(Source records)
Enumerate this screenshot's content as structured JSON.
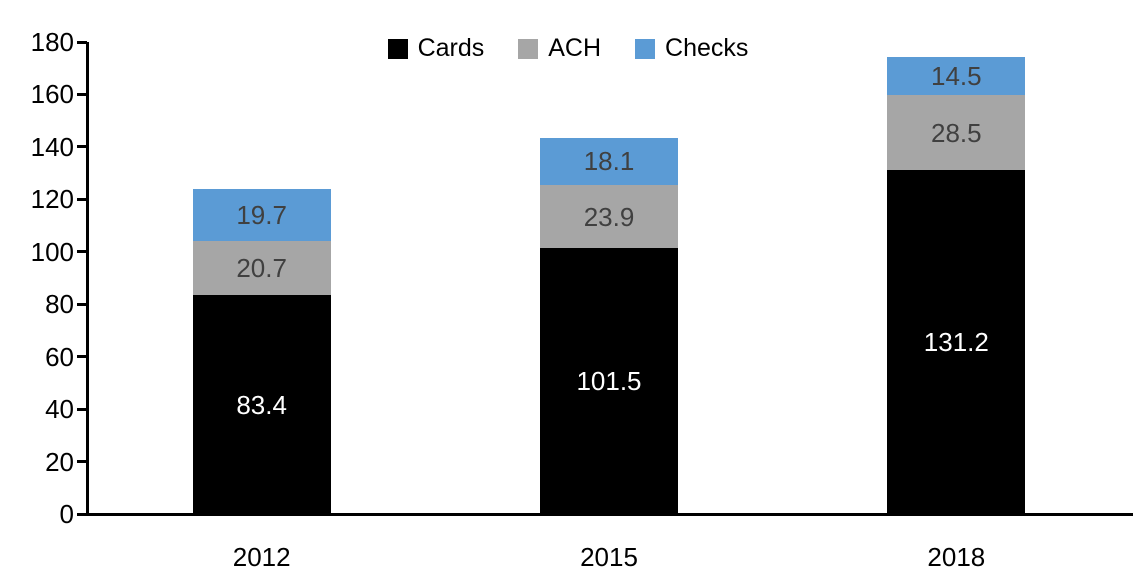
{
  "chart_data": {
    "type": "bar",
    "stacked": true,
    "title": "",
    "categories": [
      "2012",
      "2015",
      "2018"
    ],
    "series": [
      {
        "name": "Cards",
        "color": "#000000",
        "label_color": "#ffffff",
        "values": [
          83.4,
          101.5,
          131.2
        ]
      },
      {
        "name": "ACH",
        "color": "#a6a6a6",
        "label_color": "#404040",
        "values": [
          20.7,
          23.9,
          28.5
        ]
      },
      {
        "name": "Checks",
        "color": "#5b9bd5",
        "label_color": "#404040",
        "values": [
          19.7,
          18.1,
          14.5
        ]
      }
    ],
    "ylim": [
      0,
      180
    ],
    "ytick_step": 20,
    "ytick_labels": [
      "0",
      "20",
      "40",
      "60",
      "80",
      "100",
      "120",
      "140",
      "160",
      "180"
    ],
    "legend_position": "top-center",
    "legend_labels": [
      "Cards",
      "ACH",
      "Checks"
    ],
    "grid": false,
    "axis_color": "#000000",
    "label_decimals": 1
  }
}
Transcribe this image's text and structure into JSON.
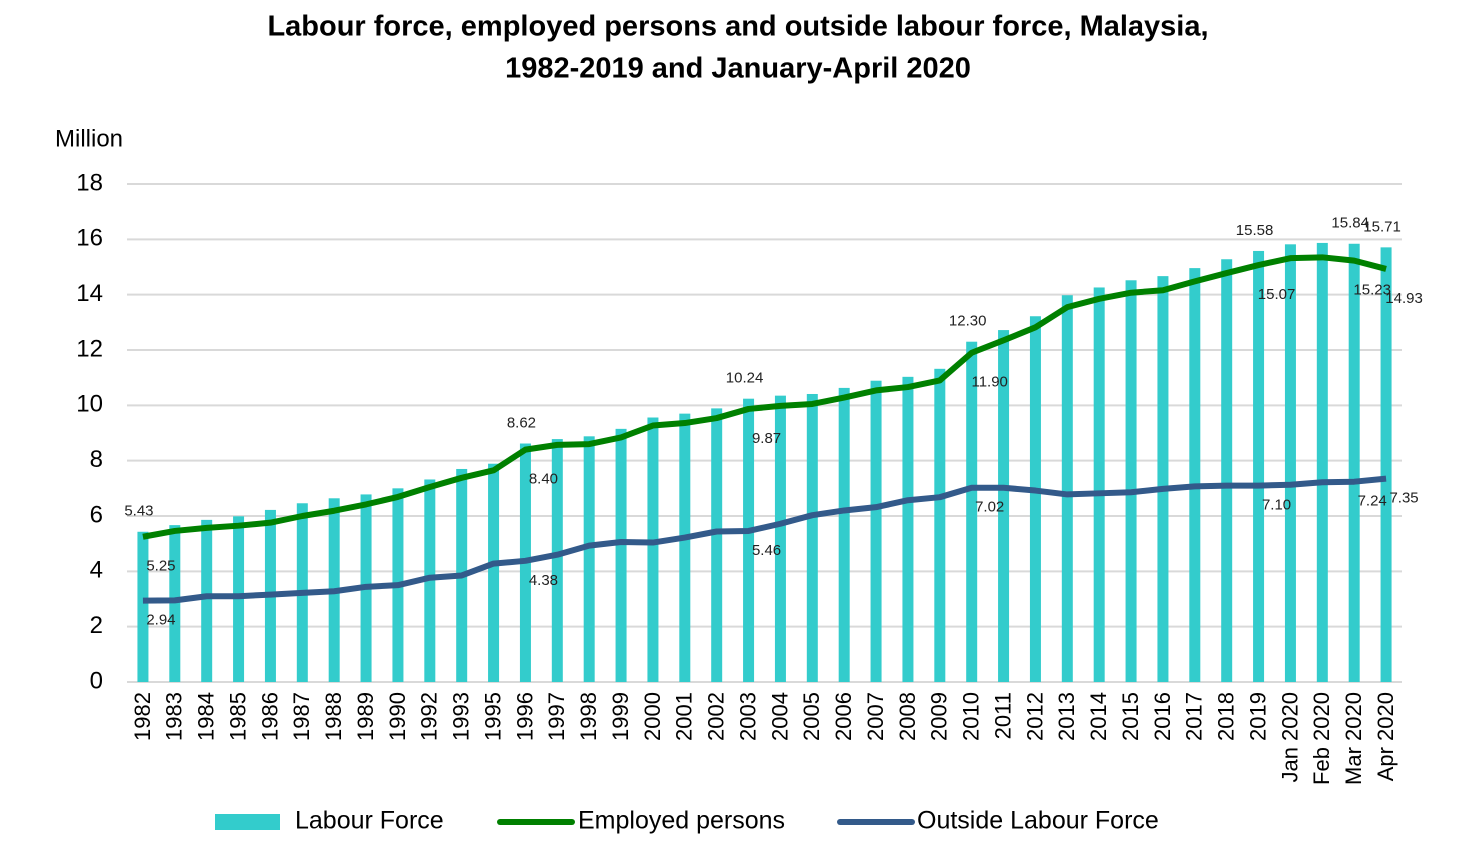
{
  "chart_data": {
    "type": "bar-line",
    "title": [
      "Labour force, employed persons and outside labour force, Malaysia,",
      "1982-2019 and January-April 2020"
    ],
    "y_label": "Million",
    "categories": [
      "1982",
      "1983",
      "1984",
      "1985",
      "1986",
      "1987",
      "1988",
      "1989",
      "1990",
      "1992",
      "1993",
      "1995",
      "1996",
      "1997",
      "1998",
      "1999",
      "2000",
      "2001",
      "2002",
      "2003",
      "2004",
      "2005",
      "2006",
      "2007",
      "2008",
      "2009",
      "2010",
      "2011",
      "2012",
      "2013",
      "2014",
      "2015",
      "2016",
      "2017",
      "2018",
      "2019",
      "Jan 2020",
      "Feb 2020",
      "Mar 2020",
      "Apr 2020"
    ],
    "series": [
      {
        "name": "Labour Force",
        "kind": "bar",
        "color": "#33cccc",
        "values": [
          5.43,
          5.67,
          5.86,
          5.99,
          6.22,
          6.46,
          6.64,
          6.78,
          7.0,
          7.32,
          7.7,
          7.89,
          8.62,
          8.78,
          8.88,
          9.15,
          9.56,
          9.7,
          9.89,
          10.24,
          10.35,
          10.41,
          10.63,
          10.89,
          11.03,
          11.32,
          12.3,
          12.72,
          13.22,
          13.98,
          14.26,
          14.52,
          14.67,
          14.96,
          15.28,
          15.58,
          15.82,
          15.87,
          15.84,
          15.71
        ],
        "value_labels": [
          "5.43",
          null,
          null,
          null,
          null,
          null,
          null,
          null,
          null,
          null,
          null,
          null,
          "8.62",
          null,
          null,
          null,
          null,
          null,
          null,
          "10.24",
          null,
          null,
          null,
          null,
          null,
          null,
          "12.30",
          null,
          null,
          null,
          null,
          null,
          null,
          null,
          null,
          "15.58",
          null,
          null,
          "15.84",
          "15.71"
        ]
      },
      {
        "name": "Employed persons",
        "kind": "line",
        "color": "#008000",
        "values": [
          5.25,
          5.46,
          5.57,
          5.65,
          5.76,
          6.0,
          6.19,
          6.42,
          6.69,
          7.05,
          7.38,
          7.65,
          8.4,
          8.57,
          8.6,
          8.84,
          9.27,
          9.36,
          9.54,
          9.87,
          9.98,
          10.05,
          10.28,
          10.54,
          10.66,
          10.9,
          11.9,
          12.35,
          12.82,
          13.55,
          13.85,
          14.07,
          14.16,
          14.48,
          14.78,
          15.07,
          15.32,
          15.35,
          15.23,
          14.93
        ],
        "value_labels": [
          "5.25",
          null,
          null,
          null,
          null,
          null,
          null,
          null,
          null,
          null,
          null,
          null,
          "8.40",
          null,
          null,
          null,
          null,
          null,
          null,
          "9.87",
          null,
          null,
          null,
          null,
          null,
          null,
          "11.90",
          null,
          null,
          null,
          null,
          null,
          null,
          null,
          null,
          "15.07",
          null,
          null,
          "15.23",
          "14.93"
        ]
      },
      {
        "name": "Outside Labour Force",
        "kind": "line",
        "color": "#335a8a",
        "values": [
          2.94,
          2.95,
          3.1,
          3.1,
          3.16,
          3.22,
          3.28,
          3.44,
          3.5,
          3.77,
          3.85,
          4.28,
          4.38,
          4.6,
          4.93,
          5.06,
          5.04,
          5.22,
          5.44,
          5.46,
          5.72,
          6.03,
          6.2,
          6.32,
          6.57,
          6.68,
          7.02,
          7.02,
          6.92,
          6.78,
          6.82,
          6.86,
          6.98,
          7.07,
          7.1,
          7.1,
          7.13,
          7.22,
          7.24,
          7.35
        ],
        "value_labels": [
          "2.94",
          null,
          null,
          null,
          null,
          null,
          null,
          null,
          null,
          null,
          null,
          null,
          "4.38",
          null,
          null,
          null,
          null,
          null,
          null,
          "5.46",
          null,
          null,
          null,
          null,
          null,
          null,
          "7.02",
          null,
          null,
          null,
          null,
          null,
          null,
          null,
          null,
          "7.10",
          null,
          null,
          "7.24",
          "7.35"
        ]
      }
    ],
    "ylim": [
      0,
      18
    ],
    "yticks": [
      0,
      2,
      4,
      6,
      8,
      10,
      12,
      14,
      16,
      18
    ],
    "grid": true,
    "legend": "bottom"
  }
}
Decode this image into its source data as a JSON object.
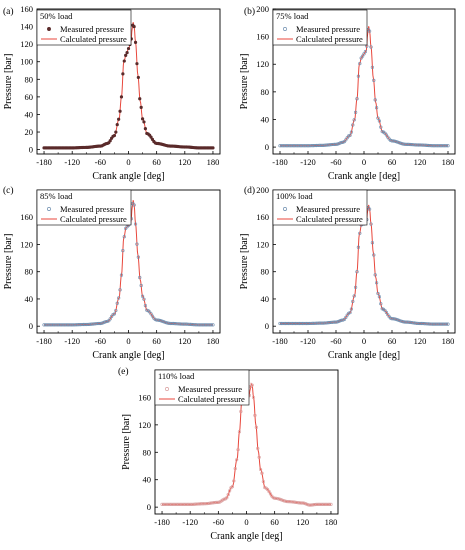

## Task description
Pictures in the records above should not be copied. Repeat everything else exactly.

## Response to this task
Enumerate this screenshot's content as structured JSON.
{
  "chart_data": {
    "type": "bar",
    "stacked": true,
    "title": "",
    "categories": [
      "2012",
      "2015",
      "2018"
    ],
    "series": [
      {
        "name": "Cards",
        "color": "#000000",
        "label_color": "#ffffff",
        "values": [
          83.4,
          101.5,
          131.2
        ]
      },
      {
        "name": "ACH",
        "color": "#a6a6a6",
        "label_color": "#404040",
        "values": [
          20.7,
          23.9,
          28.5
        ]
      },
      {
        "name": "Checks",
        "color": "#5b9bd5",
        "label_color": "#404040",
        "values": [
          19.7,
          18.1,
          14.5
        ]
      }
    ],
    "ylim": [
      0,
      180
    ],
    "ytick_step": 20,
    "ytick_labels": [
      "0",
      "20",
      "40",
      "60",
      "80",
      "100",
      "120",
      "140",
      "160",
      "180"
    ],
    "legend_position": "top-center",
    "legend_labels": [
      "Cards",
      "ACH",
      "Checks"
    ],
    "grid": false,
    "axis_color": "#000000",
    "label_decimals": 1
  }
}
Transcribe this image's text and structure into JSON.
{
  "chart_data": {
    "type": "bar-line",
    "title": [
      "Labour force, employed persons and outside labour force, Malaysia,",
      "1982-2019 and January-April 2020"
    ],
    "y_label": "Million",
    "categories": [
      "1982",
      "1983",
      "1984",
      "1985",
      "1986",
      "1987",
      "1988",
      "1989",
      "1990",
      "1992",
      "1993",
      "1995",
      "1996",
      "1997",
      "1998",
      "1999",
      "2000",
      "2001",
      "2002",
      "2003",
      "2004",
      "2005",
      "2006",
      "2007",
      "2008",
      "2009",
      "2010",
      "2011",
      "2012",
      "2013",
      "2014",
      "2015",
      "2016",
      "2017",
      "2018",
      "2019",
      "Jan 2020",
      "Feb 2020",
      "Mar 2020",
      "Apr 2020"
    ],
    "series": [
      {
        "name": "Labour Force",
        "kind": "bar",
        "color": "#33cccc",
        "values": [
          5.43,
          5.67,
          5.86,
          5.99,
          6.22,
          6.46,
          6.64,
          6.78,
          7.0,
          7.32,
          7.7,
          7.89,
          8.62,
          8.78,
          8.88,
          9.15,
          9.56,
          9.7,
          9.89,
          10.24,
          10.35,
          10.41,
          10.63,
          10.89,
          11.03,
          11.32,
          12.3,
          12.72,
          13.22,
          13.98,
          14.26,
          14.52,
          14.67,
          14.96,
          15.28,
          15.58,
          15.82,
          15.87,
          15.84,
          15.71
        ],
        "value_labels": [
          "5.43",
          null,
          null,
          null,
          null,
          null,
          null,
          null,
          null,
          null,
          null,
          null,
          "8.62",
          null,
          null,
          null,
          null,
          null,
          null,
          "10.24",
          null,
          null,
          null,
          null,
          null,
          null,
          "12.30",
          null,
          null,
          null,
          null,
          null,
          null,
          null,
          null,
          "15.58",
          null,
          null,
          "15.84",
          "15.71"
        ]
      },
      {
        "name": "Employed persons",
        "kind": "line",
        "color": "#008000",
        "values": [
          5.25,
          5.46,
          5.57,
          5.65,
          5.76,
          6.0,
          6.19,
          6.42,
          6.69,
          7.05,
          7.38,
          7.65,
          8.4,
          8.57,
          8.6,
          8.84,
          9.27,
          9.36,
          9.54,
          9.87,
          9.98,
          10.05,
          10.28,
          10.54,
          10.66,
          10.9,
          11.9,
          12.35,
          12.82,
          13.55,
          13.85,
          14.07,
          14.16,
          14.48,
          14.78,
          15.07,
          15.32,
          15.35,
          15.23,
          14.93
        ],
        "value_labels": [
          "5.25",
          null,
          null,
          null,
          null,
          null,
          null,
          null,
          null,
          null,
          null,
          null,
          "8.40",
          null,
          null,
          null,
          null,
          null,
          null,
          "9.87",
          null,
          null,
          null,
          null,
          null,
          null,
          "11.90",
          null,
          null,
          null,
          null,
          null,
          null,
          null,
          null,
          "15.07",
          null,
          null,
          "15.23",
          "14.93"
        ]
      },
      {
        "name": "Outside Labour Force",
        "kind": "line",
        "color": "#335a8a",
        "values": [
          2.94,
          2.95,
          3.1,
          3.1,
          3.16,
          3.22,
          3.28,
          3.44,
          3.5,
          3.77,
          3.85,
          4.28,
          4.38,
          4.6,
          4.93,
          5.06,
          5.04,
          5.22,
          5.44,
          5.46,
          5.72,
          6.03,
          6.2,
          6.32,
          6.57,
          6.68,
          7.02,
          7.02,
          6.92,
          6.78,
          6.82,
          6.86,
          6.98,
          7.07,
          7.1,
          7.1,
          7.13,
          7.22,
          7.24,
          7.35
        ],
        "value_labels": [
          "2.94",
          null,
          null,
          null,
          null,
          null,
          null,
          null,
          null,
          null,
          null,
          null,
          "4.38",
          null,
          null,
          null,
          null,
          null,
          null,
          "5.46",
          null,
          null,
          null,
          null,
          null,
          null,
          "7.02",
          null,
          null,
          null,
          null,
          null,
          null,
          null,
          null,
          "7.10",
          null,
          null,
          "7.24",
          "7.35"
        ]
      }
    ],
    "ylim": [
      0,
      18
    ],
    "yticks": [
      0,
      2,
      4,
      6,
      8,
      10,
      12,
      14,
      16,
      18
    ],
    "grid": true,
    "legend": "bottom"
  }
}
Decode this image into its source data as a JSON object.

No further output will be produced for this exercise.